Task to carry out: The listing below should be written out exactly; please include all of it.

(Extracted data entries)
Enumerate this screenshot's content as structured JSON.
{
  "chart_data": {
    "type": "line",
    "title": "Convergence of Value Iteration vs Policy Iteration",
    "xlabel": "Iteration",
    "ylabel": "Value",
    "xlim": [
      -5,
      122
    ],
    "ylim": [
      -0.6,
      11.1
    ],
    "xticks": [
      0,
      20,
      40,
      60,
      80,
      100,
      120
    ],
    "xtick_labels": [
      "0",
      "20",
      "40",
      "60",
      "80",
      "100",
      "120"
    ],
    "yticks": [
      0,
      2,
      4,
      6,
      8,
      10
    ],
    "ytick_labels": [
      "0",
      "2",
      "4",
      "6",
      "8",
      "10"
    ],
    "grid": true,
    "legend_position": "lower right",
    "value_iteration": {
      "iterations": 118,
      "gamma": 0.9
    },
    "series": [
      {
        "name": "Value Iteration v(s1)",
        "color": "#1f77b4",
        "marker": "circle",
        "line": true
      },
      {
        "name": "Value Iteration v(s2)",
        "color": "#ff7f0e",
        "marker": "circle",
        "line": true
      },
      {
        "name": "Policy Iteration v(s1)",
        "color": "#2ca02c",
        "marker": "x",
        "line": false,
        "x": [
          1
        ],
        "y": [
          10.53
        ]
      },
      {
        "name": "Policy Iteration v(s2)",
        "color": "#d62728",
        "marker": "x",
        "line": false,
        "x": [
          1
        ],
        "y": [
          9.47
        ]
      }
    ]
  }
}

Task output:
Enumerate this screenshot's content as structured JSON.
{
  "chart_data": {
    "type": "line",
    "title": "Convergence of Value Iteration vs Policy Iteration",
    "xlabel": "Iteration",
    "ylabel": "Value",
    "xlim": [
      -5,
      122
    ],
    "ylim": [
      -0.6,
      11.1
    ],
    "xticks": [
      0,
      20,
      40,
      60,
      80,
      100,
      120
    ],
    "xtick_labels": [
      "0",
      "20",
      "40",
      "60",
      "80",
      "100",
      "120"
    ],
    "yticks": [
      0,
      2,
      4,
      6,
      8,
      10
    ],
    "ytick_labels": [
      "0",
      "2",
      "4",
      "6",
      "8",
      "10"
    ],
    "grid": true,
    "legend_position": "lower right",
    "value_iteration": {
      "iterations": 118,
      "gamma": 0.9
    },
    "series": [
      {
        "name": "Value Iteration v(s1)",
        "color": "#1f77b4",
        "marker": "circle",
        "line": true
      },
      {
        "name": "Value Iteration v(s2)",
        "color": "#ff7f0e",
        "marker": "circle",
        "line": true
      },
      {
        "name": "Policy Iteration v(s1)",
        "color": "#2ca02c",
        "marker": "x",
        "line": false,
        "x": [
          1
        ],
        "y": [
          10.53
        ]
      },
      {
        "name": "Policy Iteration v(s2)",
        "color": "#d62728",
        "marker": "x",
        "line": false,
        "x": [
          1
        ],
        "y": [
          9.47
        ]
      }
    ]
  }
}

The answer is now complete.